## EXERCISE REQUIREMENTS
1/ In the AWS compliance scanner guide, list every action that, under "Compliance-as-Code," code is used to perform on security policies.
2/ Echo the passage of the AWS compliance scanner guide that opens with the words containing "A Practical Guide: Building" and closes with "simple, powerful checks.".

== PASSAGE GIVEN ==

Skip to main content

A Practical Guide: Building a Simple Compliance Scanner for AWS with Python

·6 mins·
Tutorial Security DevOps
Naol Mengistu
Author
Naol Mengistu
Cybersecurity Engineer & Researcher

In the world of cloud computing, the traditional, manual security audit is struggling to keep pace. Infrastructure is too vast, and it changes too quickly. To effectively manage risk, we must turn to automation. This is the core idea behind “Compliance-as-Code” using code to define, check, and enforce our security policies in a continuous, automated fashion.

As part of my Master’s thesis on DORA compliance, I built a comprehensive AWS security scanner to bridge the gap between technical misconfigurations and regulatory requirements. While that tool has many features, its foundation is a set of simple, powerful checks.

===
== DATASET SECTION ==

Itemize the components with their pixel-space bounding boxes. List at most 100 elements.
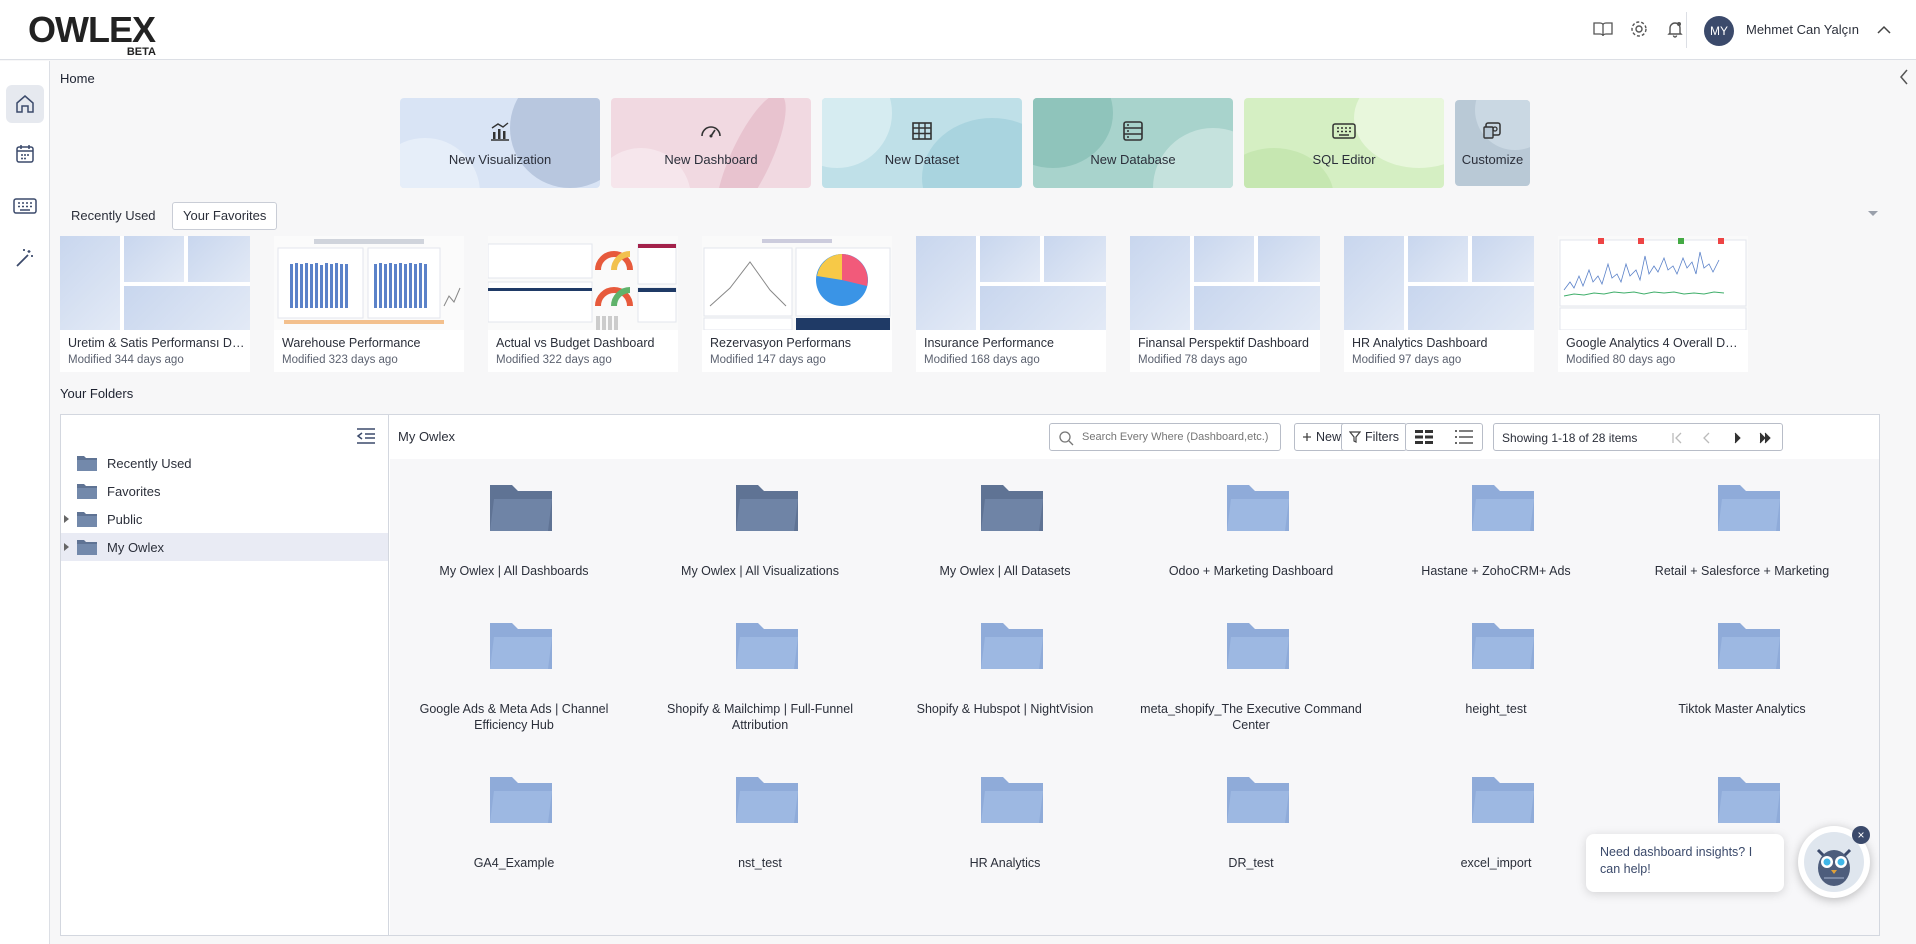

===

## ANSWERS BY TASK
1/
- define
- check
- enforce

2/
A Practical Guide: Building a Simple Compliance Scanner for AWS with Python

·6 mins·
Tutorial Security DevOps
Naol Mengistu
Author
Naol Mengistu
Cybersecurity Engineer & Researcher

In the world of cloud computing, the traditional, manual security audit is struggling to keep pace. Infrastructure is too vast, and it changes too quickly. To effectively manage risk, we must turn to automation. This is the core idea behind “Compliance-as-Code” using code to define, check, and enforce our security policies in a continuous, automated fashion.

As part of my Master’s thesis on DORA compliance, I built a comprehensive AWS security scanner to bridge the gap between technical misconfigurations and regulatory requirements. While that tool has many features, its foundation is a set of simple, powerful checks.